Directions
Restate the entries below word for word, omitting nothing.

Rows from a figure dataset

········

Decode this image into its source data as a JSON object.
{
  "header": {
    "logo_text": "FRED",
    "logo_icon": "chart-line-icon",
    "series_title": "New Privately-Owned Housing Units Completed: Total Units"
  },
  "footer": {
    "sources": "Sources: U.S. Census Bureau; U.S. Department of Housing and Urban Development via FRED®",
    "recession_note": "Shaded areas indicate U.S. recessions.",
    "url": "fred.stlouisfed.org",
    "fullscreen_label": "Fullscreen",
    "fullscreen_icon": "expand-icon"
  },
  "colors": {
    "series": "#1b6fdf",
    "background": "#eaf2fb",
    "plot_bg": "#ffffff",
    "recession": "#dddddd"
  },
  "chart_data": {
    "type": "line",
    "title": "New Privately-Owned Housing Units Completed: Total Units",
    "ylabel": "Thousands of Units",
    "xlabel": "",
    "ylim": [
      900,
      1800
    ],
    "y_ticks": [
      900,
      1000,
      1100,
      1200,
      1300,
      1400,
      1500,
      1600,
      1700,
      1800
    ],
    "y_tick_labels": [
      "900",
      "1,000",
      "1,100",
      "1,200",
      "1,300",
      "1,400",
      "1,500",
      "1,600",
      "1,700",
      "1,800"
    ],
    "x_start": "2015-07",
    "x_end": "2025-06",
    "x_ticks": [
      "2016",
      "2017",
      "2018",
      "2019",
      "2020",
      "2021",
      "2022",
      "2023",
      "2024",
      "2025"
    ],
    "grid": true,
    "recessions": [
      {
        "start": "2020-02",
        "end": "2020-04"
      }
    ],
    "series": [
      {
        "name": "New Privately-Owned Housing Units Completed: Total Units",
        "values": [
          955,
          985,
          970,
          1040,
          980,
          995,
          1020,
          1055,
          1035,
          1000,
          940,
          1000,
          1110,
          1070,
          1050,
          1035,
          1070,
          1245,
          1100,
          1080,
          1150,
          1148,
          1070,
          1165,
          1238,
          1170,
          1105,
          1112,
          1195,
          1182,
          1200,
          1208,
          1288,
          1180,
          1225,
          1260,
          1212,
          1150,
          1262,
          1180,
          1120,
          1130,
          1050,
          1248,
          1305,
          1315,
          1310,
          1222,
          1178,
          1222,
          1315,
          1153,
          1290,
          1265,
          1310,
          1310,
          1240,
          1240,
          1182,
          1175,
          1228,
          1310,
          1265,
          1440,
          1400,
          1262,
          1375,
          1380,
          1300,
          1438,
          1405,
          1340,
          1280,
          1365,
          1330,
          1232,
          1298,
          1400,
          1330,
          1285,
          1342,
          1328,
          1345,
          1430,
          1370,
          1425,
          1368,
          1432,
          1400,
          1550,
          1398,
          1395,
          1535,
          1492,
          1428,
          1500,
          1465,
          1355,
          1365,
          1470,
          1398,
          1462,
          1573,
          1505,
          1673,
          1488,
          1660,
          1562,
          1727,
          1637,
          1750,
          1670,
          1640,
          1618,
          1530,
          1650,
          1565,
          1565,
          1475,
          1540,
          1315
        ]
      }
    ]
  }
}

········

Completed task
Decode this image into its source data as a JSON object.
{
  "header": {
    "logo_text": "FRED",
    "logo_icon": "chart-line-icon",
    "series_title": "New Privately-Owned Housing Units Completed: Total Units"
  },
  "footer": {
    "sources": "Sources: U.S. Census Bureau; U.S. Department of Housing and Urban Development via FRED®",
    "recession_note": "Shaded areas indicate U.S. recessions.",
    "url": "fred.stlouisfed.org",
    "fullscreen_label": "Fullscreen",
    "fullscreen_icon": "expand-icon"
  },
  "colors": {
    "series": "#1b6fdf",
    "background": "#eaf2fb",
    "plot_bg": "#ffffff",
    "recession": "#dddddd"
  },
  "chart_data": {
    "type": "line",
    "title": "New Privately-Owned Housing Units Completed: Total Units",
    "ylabel": "Thousands of Units",
    "xlabel": "",
    "ylim": [
      900,
      1800
    ],
    "y_ticks": [
      900,
      1000,
      1100,
      1200,
      1300,
      1400,
      1500,
      1600,
      1700,
      1800
    ],
    "y_tick_labels": [
      "900",
      "1,000",
      "1,100",
      "1,200",
      "1,300",
      "1,400",
      "1,500",
      "1,600",
      "1,700",
      "1,800"
    ],
    "x_start": "2015-07",
    "x_end": "2025-06",
    "x_ticks": [
      "2016",
      "2017",
      "2018",
      "2019",
      "2020",
      "2021",
      "2022",
      "2023",
      "2024",
      "2025"
    ],
    "grid": true,
    "recessions": [
      {
        "start": "2020-02",
        "end": "2020-04"
      }
    ],
    "series": [
      {
        "name": "New Privately-Owned Housing Units Completed: Total Units",
        "values": [
          955,
          985,
          970,
          1040,
          980,
          995,
          1020,
          1055,
          1035,
          1000,
          940,
          1000,
          1110,
          1070,
          1050,
          1035,
          1070,
          1245,
          1100,
          1080,
          1150,
          1148,
          1070,
          1165,
          1238,
          1170,
          1105,
          1112,
          1195,
          1182,
          1200,
          1208,
          1288,
          1180,
          1225,
          1260,
          1212,
          1150,
          1262,
          1180,
          1120,
          1130,
          1050,
          1248,
          1305,
          1315,
          1310,
          1222,
          1178,
          1222,
          1315,
          1153,
          1290,
          1265,
          1310,
          1310,
          1240,
          1240,
          1182,
          1175,
          1228,
          1310,
          1265,
          1440,
          1400,
          1262,
          1375,
          1380,
          1300,
          1438,
          1405,
          1340,
          1280,
          1365,
          1330,
          1232,
          1298,
          1400,
          1330,
          1285,
          1342,
          1328,
          1345,
          1430,
          1370,
          1425,
          1368,
          1432,
          1400,
          1550,
          1398,
          1395,
          1535,
          1492,
          1428,
          1500,
          1465,
          1355,
          1365,
          1470,
          1398,
          1462,
          1573,
          1505,
          1673,
          1488,
          1660,
          1562,
          1727,
          1637,
          1750,
          1670,
          1640,
          1618,
          1530,
          1650,
          1565,
          1565,
          1475,
          1540,
          1315
        ]
      }
    ]
  }
}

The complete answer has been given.